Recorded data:
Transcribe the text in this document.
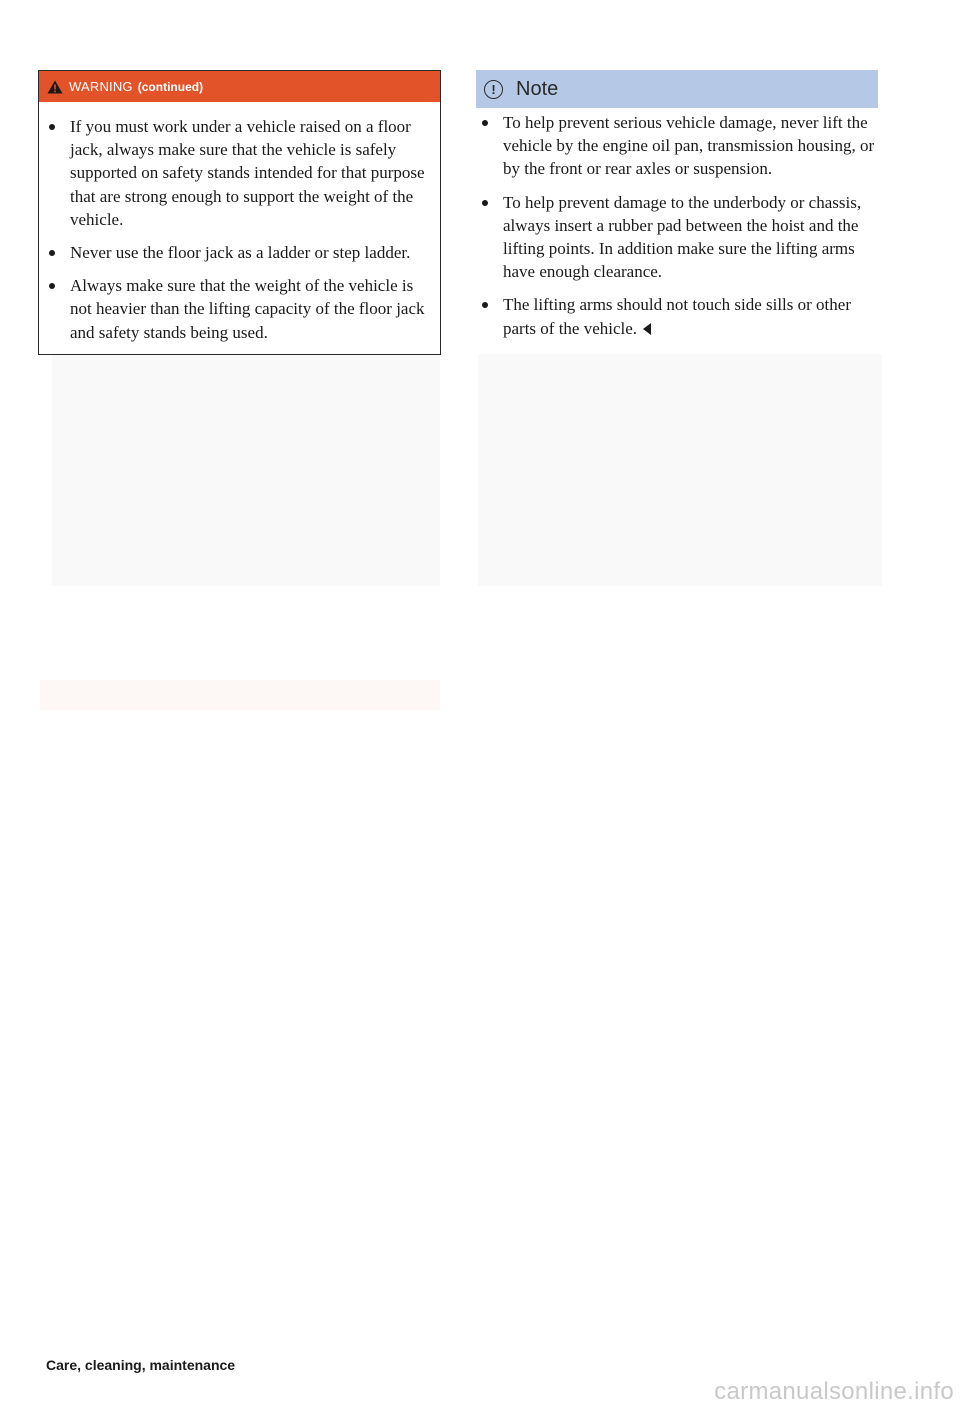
WARNING (continued)
If you must work under a vehicle raised on a floor jack, always make sure that the vehicle is safely supported on safety stands intended for that purpose that are strong enough to support the weight of the vehicle.
Never use the floor jack as a ladder or step ladder.
Always make sure that the weight of the vehicle is not heavier than the lifting capacity of the floor jack and safety stands being used.
!	Note
To help prevent serious vehicle damage, never lift the vehicle by the engine oil pan, transmission housing, or by the front or rear axles or suspension.
To help prevent damage to the underbody or chassis, always insert a rubber pad between the hoist and the lifting points. In addition make sure the lifting arms have enough clearance.
The lifting arms should not touch side sills or other parts of the vehicle.
Care, cleaning, maintenance
carmanualsonline.info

### [DIRECTIVE]
Transcribe the records verbatim and omit the images.

### [ANSWER TO THIS TASK]
Transcribe the text in this document.
WARNING (continued)
If you must work under a vehicle raised on a floor jack, always make sure that the vehicle is safely supported on safety stands intended for that purpose that are strong enough to support the weight of the vehicle.
Never use the floor jack as a ladder or step ladder.
Always make sure that the weight of the vehicle is not heavier than the lifting capacity of the floor jack and safety stands being used.
!	Note
To help prevent serious vehicle damage, never lift the vehicle by the engine oil pan, transmission housing, or by the front or rear axles or suspension.
To help prevent damage to the underbody or chassis, always insert a rubber pad between the hoist and the lifting points. In addition make sure the lifting arms have enough clearance.
The lifting arms should not touch side sills or other parts of the vehicle.
Care, cleaning, maintenance
carmanualsonline.info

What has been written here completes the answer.